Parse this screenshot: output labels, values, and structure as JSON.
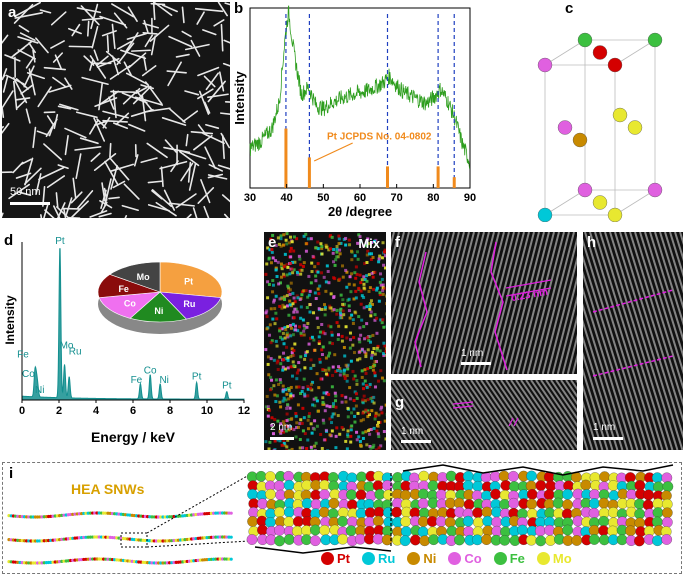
{
  "panels": {
    "a": {
      "label": "a",
      "scale": "50 nm"
    },
    "b": {
      "label": "b",
      "annotation": "Pt JCPDS No. 04-0802"
    },
    "c": {
      "label": "c"
    },
    "d": {
      "label": "d"
    },
    "e": {
      "label": "e",
      "tag": "Mix",
      "scale": "2 nm"
    },
    "f": {
      "label": "f",
      "scale": "1 nm",
      "spacing": "0.23 nm"
    },
    "g": {
      "label": "g",
      "scale": "1 nm"
    },
    "h": {
      "label": "h",
      "scale": "1 nm"
    },
    "i": {
      "label": "i",
      "title": "HEA SNWs"
    }
  },
  "colors": {
    "Pt": "#d40000",
    "Ru": "#00c8d8",
    "Ni": "#c88a00",
    "Co": "#e060e0",
    "Fe": "#3cc040",
    "Mo": "#e8e830",
    "xrd": "#2e9e1e",
    "ref": "#f08a1c",
    "edx": "#138f8f",
    "magenta": "#e020e0"
  },
  "legend": [
    "Pt",
    "Ru",
    "Ni",
    "Co",
    "Fe",
    "Mo"
  ],
  "chart_data": [
    {
      "type": "line",
      "panel": "b",
      "title": "",
      "xlabel": "2θ /degree",
      "ylabel": "Intensity",
      "xlim": [
        30,
        90
      ],
      "xticks": [
        30,
        40,
        50,
        60,
        70,
        80,
        90
      ],
      "series": [
        {
          "name": "",
          "x": [
            30,
            33,
            36,
            38,
            39.5,
            40.5,
            42,
            44,
            46,
            48,
            50,
            52,
            55,
            58,
            60,
            62,
            64,
            66,
            68,
            70,
            72,
            75,
            78,
            80,
            82,
            84,
            86,
            88,
            90
          ],
          "y": [
            0.22,
            0.26,
            0.33,
            0.48,
            0.82,
            0.98,
            0.75,
            0.52,
            0.56,
            0.46,
            0.44,
            0.47,
            0.5,
            0.52,
            0.53,
            0.54,
            0.56,
            0.58,
            0.62,
            0.57,
            0.53,
            0.5,
            0.47,
            0.5,
            0.55,
            0.48,
            0.38,
            0.24,
            0.14
          ]
        }
      ],
      "reference_lines": [
        39.8,
        46.2,
        67.5,
        81.3,
        85.7
      ],
      "reference_heights": [
        0.33,
        0.17,
        0.12,
        0.12,
        0.06
      ]
    },
    {
      "type": "line",
      "panel": "d",
      "title": "",
      "xlabel": "Energy / keV",
      "ylabel": "Intensity",
      "xlim": [
        0,
        12
      ],
      "xticks": [
        0,
        2,
        4,
        6,
        8,
        10,
        12
      ],
      "peaks": [
        {
          "x": 0.7,
          "y": 0.16,
          "label": "Fe"
        },
        {
          "x": 0.78,
          "y": 0.1,
          "label": "Co"
        },
        {
          "x": 0.85,
          "y": 0.06,
          "label": "Ni"
        },
        {
          "x": 2.05,
          "y": 1.0,
          "label": "Pt"
        },
        {
          "x": 2.3,
          "y": 0.22,
          "label": "Mo"
        },
        {
          "x": 2.55,
          "y": 0.14,
          "label": "Ru"
        },
        {
          "x": 6.4,
          "y": 0.1,
          "label": "Fe"
        },
        {
          "x": 6.93,
          "y": 0.16,
          "label": "Co"
        },
        {
          "x": 7.47,
          "y": 0.1,
          "label": "Ni"
        },
        {
          "x": 9.44,
          "y": 0.11,
          "label": "Pt"
        },
        {
          "x": 11.07,
          "y": 0.05,
          "label": "Pt"
        }
      ],
      "pie": [
        {
          "label": "Pt",
          "value": 28
        },
        {
          "label": "Ru",
          "value": 15
        },
        {
          "label": "Ni",
          "value": 15
        },
        {
          "label": "Co",
          "value": 14
        },
        {
          "label": "Fe",
          "value": 13
        },
        {
          "label": "Mo",
          "value": 15
        }
      ]
    }
  ]
}
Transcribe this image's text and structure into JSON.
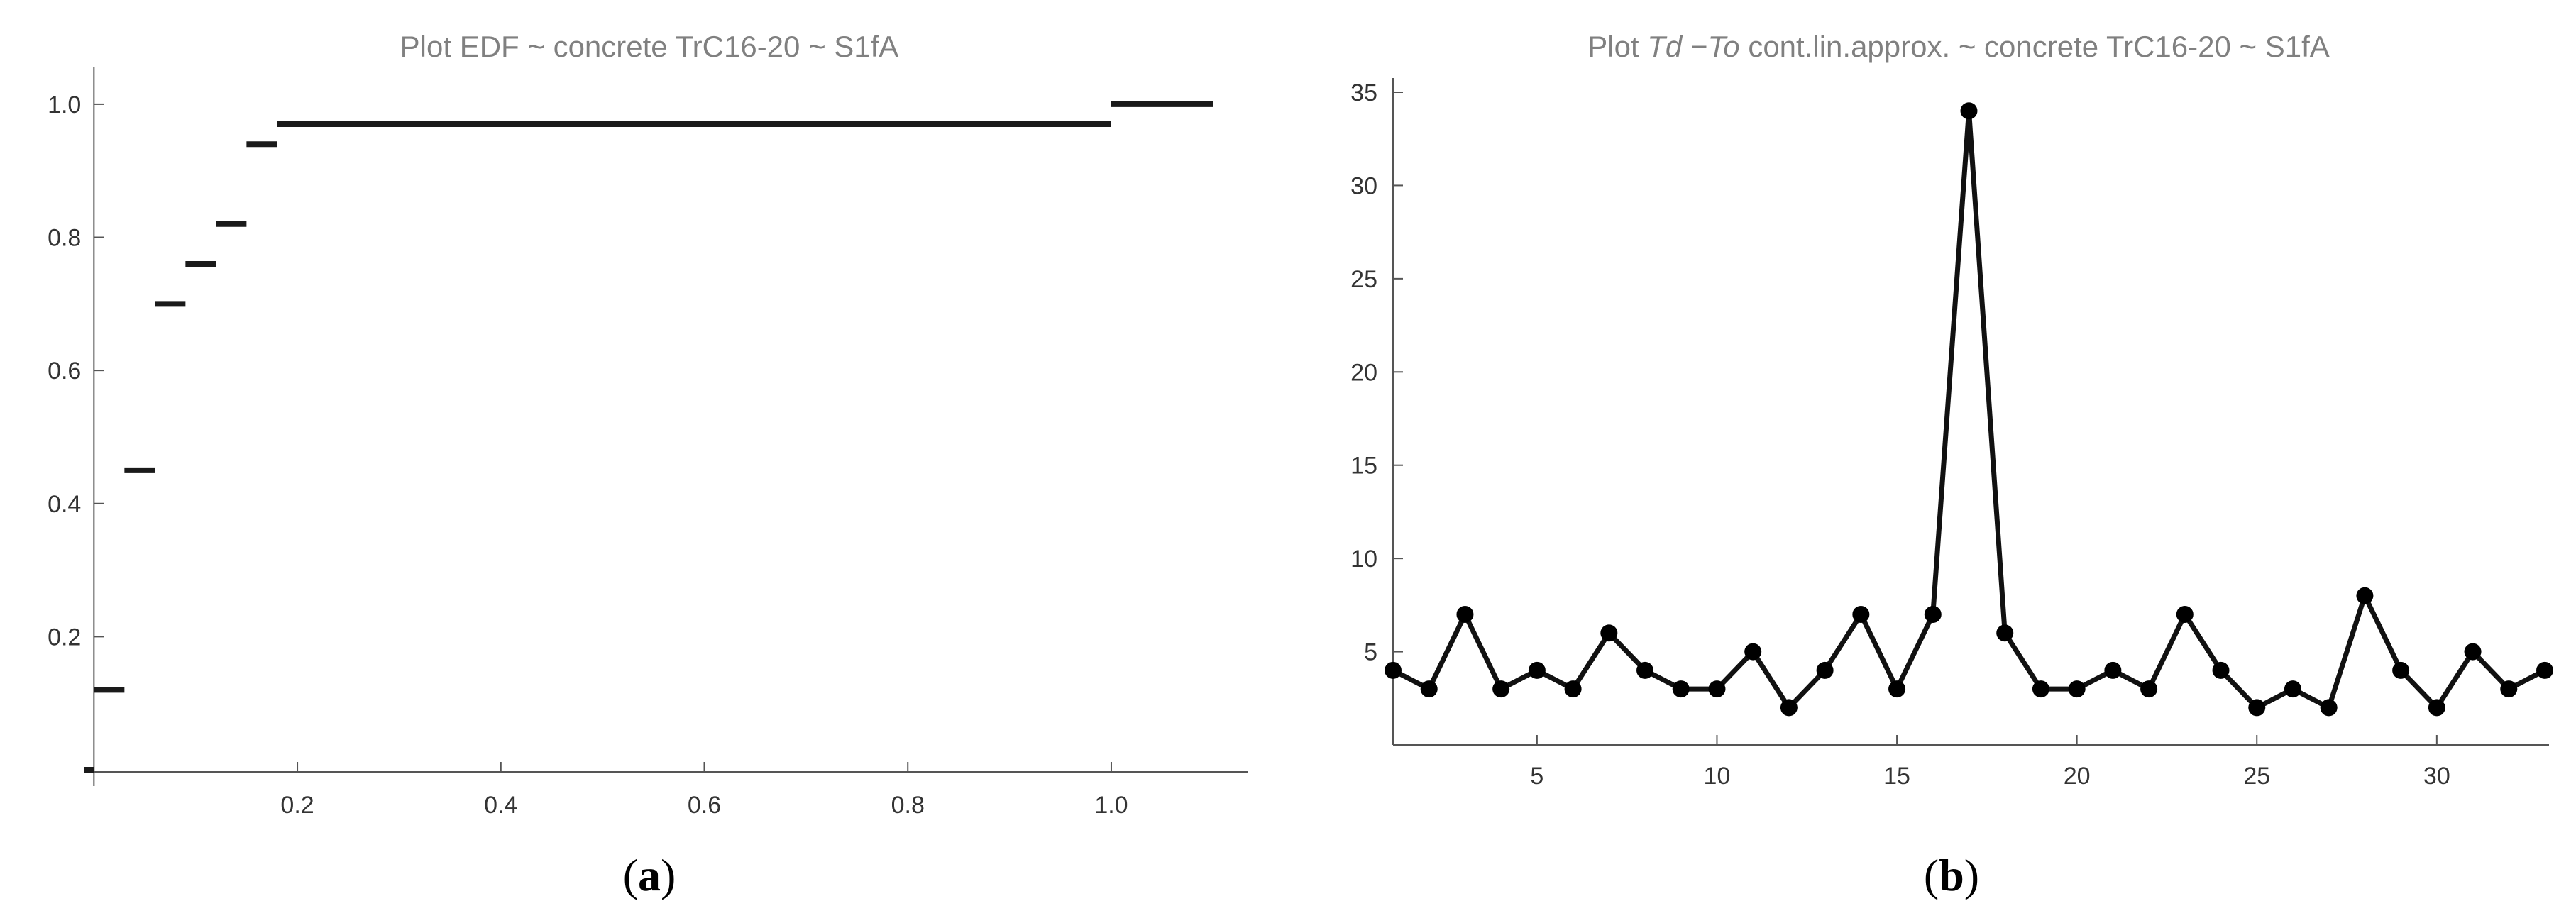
{
  "panels": [
    {
      "label_text": "a",
      "title_plain": "Plot EDF ~ concrete TrC16-20 ~ S1fA",
      "chart_data": {
        "type": "line",
        "title": "Plot EDF ~ concrete TrC16-20 ~ S1fA",
        "xlabel": "",
        "ylabel": "",
        "xlim": [
          -0.01,
          1.12
        ],
        "ylim": [
          0,
          1.05
        ],
        "x_ticks": [
          0.2,
          0.4,
          0.6,
          0.8,
          1.0
        ],
        "x_tick_labels": [
          "0.2",
          "0.4",
          "0.6",
          "0.8",
          "1.0"
        ],
        "y_ticks": [
          0.2,
          0.4,
          0.6,
          0.8,
          1.0
        ],
        "y_tick_labels": [
          "0.2",
          "0.4",
          "0.6",
          "0.8",
          "1.0"
        ],
        "grid": false,
        "series": [
          {
            "style": "step",
            "steps": [
              {
                "x0": -0.01,
                "x1": 0.0,
                "y": 0.0
              },
              {
                "x0": 0.0,
                "x1": 0.03,
                "y": 0.12
              },
              {
                "x0": 0.03,
                "x1": 0.06,
                "y": 0.45
              },
              {
                "x0": 0.06,
                "x1": 0.09,
                "y": 0.7
              },
              {
                "x0": 0.09,
                "x1": 0.12,
                "y": 0.76
              },
              {
                "x0": 0.12,
                "x1": 0.15,
                "y": 0.82
              },
              {
                "x0": 0.15,
                "x1": 0.18,
                "y": 0.94
              },
              {
                "x0": 0.18,
                "x1": 1.0,
                "y": 0.97
              },
              {
                "x0": 1.0,
                "x1": 1.1,
                "y": 1.0
              }
            ]
          }
        ]
      }
    },
    {
      "label_text": "b",
      "title_pre": "Plot ",
      "title_italic1": "Td",
      "title_mid": " −",
      "title_italic2": "To",
      "title_post": " cont.lin.approx. ~ concrete TrC16-20 ~ S1fA",
      "chart_data": {
        "type": "line",
        "title": "Plot Td −To cont.lin.approx. ~ concrete TrC16-20 ~ S1fA",
        "xlabel": "",
        "ylabel": "",
        "xlim": [
          1,
          33
        ],
        "ylim": [
          0,
          35
        ],
        "x_ticks": [
          5,
          10,
          15,
          20,
          25,
          30
        ],
        "x_tick_labels": [
          "5",
          "10",
          "15",
          "20",
          "25",
          "30"
        ],
        "y_ticks": [
          5,
          10,
          15,
          20,
          25,
          30,
          35
        ],
        "y_tick_labels": [
          "5",
          "10",
          "15",
          "20",
          "25",
          "30",
          "35"
        ],
        "grid": false,
        "series": [
          {
            "style": "line-markers",
            "x": [
              1,
              2,
              3,
              4,
              5,
              6,
              7,
              8,
              9,
              10,
              11,
              12,
              13,
              14,
              15,
              16,
              17,
              18,
              19,
              20,
              21,
              22,
              23,
              24,
              25,
              26,
              27,
              28,
              29,
              30,
              31,
              32,
              33
            ],
            "y": [
              4,
              3,
              7,
              3,
              4,
              3,
              6,
              4,
              3,
              3,
              5,
              2,
              4,
              7,
              3,
              7,
              34,
              6,
              3,
              3,
              4,
              3,
              7,
              4,
              2,
              3,
              2,
              8,
              4,
              2,
              5,
              3,
              4
            ]
          }
        ]
      }
    }
  ]
}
* * *
→ **STATED TASK**
Repeat the records word for word. Any picture in them should be left out.

→ **EXERCISE OUTPUT**
Parse this screenshot: output labels, values, and structure as JSON.
{
  "panels": {
    "a": {
      "label": "a",
      "scale": "50 nm"
    },
    "b": {
      "label": "b",
      "annotation": "Pt JCPDS No. 04-0802"
    },
    "c": {
      "label": "c"
    },
    "d": {
      "label": "d"
    },
    "e": {
      "label": "e",
      "tag": "Mix",
      "scale": "2 nm"
    },
    "f": {
      "label": "f",
      "scale": "1 nm",
      "spacing": "0.23 nm"
    },
    "g": {
      "label": "g",
      "scale": "1 nm"
    },
    "h": {
      "label": "h",
      "scale": "1 nm"
    },
    "i": {
      "label": "i",
      "title": "HEA SNWs"
    }
  },
  "colors": {
    "Pt": "#d40000",
    "Ru": "#00c8d8",
    "Ni": "#c88a00",
    "Co": "#e060e0",
    "Fe": "#3cc040",
    "Mo": "#e8e830",
    "xrd": "#2e9e1e",
    "ref": "#f08a1c",
    "edx": "#138f8f",
    "magenta": "#e020e0"
  },
  "legend": [
    "Pt",
    "Ru",
    "Ni",
    "Co",
    "Fe",
    "Mo"
  ],
  "chart_data": [
    {
      "type": "line",
      "panel": "b",
      "title": "",
      "xlabel": "2θ /degree",
      "ylabel": "Intensity",
      "xlim": [
        30,
        90
      ],
      "xticks": [
        30,
        40,
        50,
        60,
        70,
        80,
        90
      ],
      "series": [
        {
          "name": "",
          "x": [
            30,
            33,
            36,
            38,
            39.5,
            40.5,
            42,
            44,
            46,
            48,
            50,
            52,
            55,
            58,
            60,
            62,
            64,
            66,
            68,
            70,
            72,
            75,
            78,
            80,
            82,
            84,
            86,
            88,
            90
          ],
          "y": [
            0.22,
            0.26,
            0.33,
            0.48,
            0.82,
            0.98,
            0.75,
            0.52,
            0.56,
            0.46,
            0.44,
            0.47,
            0.5,
            0.52,
            0.53,
            0.54,
            0.56,
            0.58,
            0.62,
            0.57,
            0.53,
            0.5,
            0.47,
            0.5,
            0.55,
            0.48,
            0.38,
            0.24,
            0.14
          ]
        }
      ],
      "reference_lines": [
        39.8,
        46.2,
        67.5,
        81.3,
        85.7
      ],
      "reference_heights": [
        0.33,
        0.17,
        0.12,
        0.12,
        0.06
      ]
    },
    {
      "type": "line",
      "panel": "d",
      "title": "",
      "xlabel": "Energy / keV",
      "ylabel": "Intensity",
      "xlim": [
        0,
        12
      ],
      "xticks": [
        0,
        2,
        4,
        6,
        8,
        10,
        12
      ],
      "peaks": [
        {
          "x": 0.7,
          "y": 0.16,
          "label": "Fe"
        },
        {
          "x": 0.78,
          "y": 0.1,
          "label": "Co"
        },
        {
          "x": 0.85,
          "y": 0.06,
          "label": "Ni"
        },
        {
          "x": 2.05,
          "y": 1.0,
          "label": "Pt"
        },
        {
          "x": 2.3,
          "y": 0.22,
          "label": "Mo"
        },
        {
          "x": 2.55,
          "y": 0.14,
          "label": "Ru"
        },
        {
          "x": 6.4,
          "y": 0.1,
          "label": "Fe"
        },
        {
          "x": 6.93,
          "y": 0.16,
          "label": "Co"
        },
        {
          "x": 7.47,
          "y": 0.1,
          "label": "Ni"
        },
        {
          "x": 9.44,
          "y": 0.11,
          "label": "Pt"
        },
        {
          "x": 11.07,
          "y": 0.05,
          "label": "Pt"
        }
      ],
      "pie": [
        {
          "label": "Pt",
          "value": 28
        },
        {
          "label": "Ru",
          "value": 15
        },
        {
          "label": "Ni",
          "value": 15
        },
        {
          "label": "Co",
          "value": 14
        },
        {
          "label": "Fe",
          "value": 13
        },
        {
          "label": "Mo",
          "value": 15
        }
      ]
    }
  ]
}
Transcribe this image's text and structure into JSON.
{
  "panels": [
    {
      "label_text": "a",
      "title_plain": "Plot EDF ~ concrete TrC16-20 ~ S1fA",
      "chart_data": {
        "type": "line",
        "title": "Plot EDF ~ concrete TrC16-20 ~ S1fA",
        "xlabel": "",
        "ylabel": "",
        "xlim": [
          -0.01,
          1.12
        ],
        "ylim": [
          0,
          1.05
        ],
        "x_ticks": [
          0.2,
          0.4,
          0.6,
          0.8,
          1.0
        ],
        "x_tick_labels": [
          "0.2",
          "0.4",
          "0.6",
          "0.8",
          "1.0"
        ],
        "y_ticks": [
          0.2,
          0.4,
          0.6,
          0.8,
          1.0
        ],
        "y_tick_labels": [
          "0.2",
          "0.4",
          "0.6",
          "0.8",
          "1.0"
        ],
        "grid": false,
        "series": [
          {
            "style": "step",
            "steps": [
              {
                "x0": -0.01,
                "x1": 0.0,
                "y": 0.0
              },
              {
                "x0": 0.0,
                "x1": 0.03,
                "y": 0.12
              },
              {
                "x0": 0.03,
                "x1": 0.06,
                "y": 0.45
              },
              {
                "x0": 0.06,
                "x1": 0.09,
                "y": 0.7
              },
              {
                "x0": 0.09,
                "x1": 0.12,
                "y": 0.76
              },
              {
                "x0": 0.12,
                "x1": 0.15,
                "y": 0.82
              },
              {
                "x0": 0.15,
                "x1": 0.18,
                "y": 0.94
              },
              {
                "x0": 0.18,
                "x1": 1.0,
                "y": 0.97
              },
              {
                "x0": 1.0,
                "x1": 1.1,
                "y": 1.0
              }
            ]
          }
        ]
      }
    },
    {
      "label_text": "b",
      "title_pre": "Plot ",
      "title_italic1": "Td",
      "title_mid": " −",
      "title_italic2": "To",
      "title_post": " cont.lin.approx. ~ concrete TrC16-20 ~ S1fA",
      "chart_data": {
        "type": "line",
        "title": "Plot Td −To cont.lin.approx. ~ concrete TrC16-20 ~ S1fA",
        "xlabel": "",
        "ylabel": "",
        "xlim": [
          1,
          33
        ],
        "ylim": [
          0,
          35
        ],
        "x_ticks": [
          5,
          10,
          15,
          20,
          25,
          30
        ],
        "x_tick_labels": [
          "5",
          "10",
          "15",
          "20",
          "25",
          "30"
        ],
        "y_ticks": [
          5,
          10,
          15,
          20,
          25,
          30,
          35
        ],
        "y_tick_labels": [
          "5",
          "10",
          "15",
          "20",
          "25",
          "30",
          "35"
        ],
        "grid": false,
        "series": [
          {
            "style": "line-markers",
            "x": [
              1,
              2,
              3,
              4,
              5,
              6,
              7,
              8,
              9,
              10,
              11,
              12,
              13,
              14,
              15,
              16,
              17,
              18,
              19,
              20,
              21,
              22,
              23,
              24,
              25,
              26,
              27,
              28,
              29,
              30,
              31,
              32,
              33
            ],
            "y": [
              4,
              3,
              7,
              3,
              4,
              3,
              6,
              4,
              3,
              3,
              5,
              2,
              4,
              7,
              3,
              7,
              34,
              6,
              3,
              3,
              4,
              3,
              7,
              4,
              2,
              3,
              2,
              8,
              4,
              2,
              5,
              3,
              4
            ]
          }
        ]
      }
    }
  ]
}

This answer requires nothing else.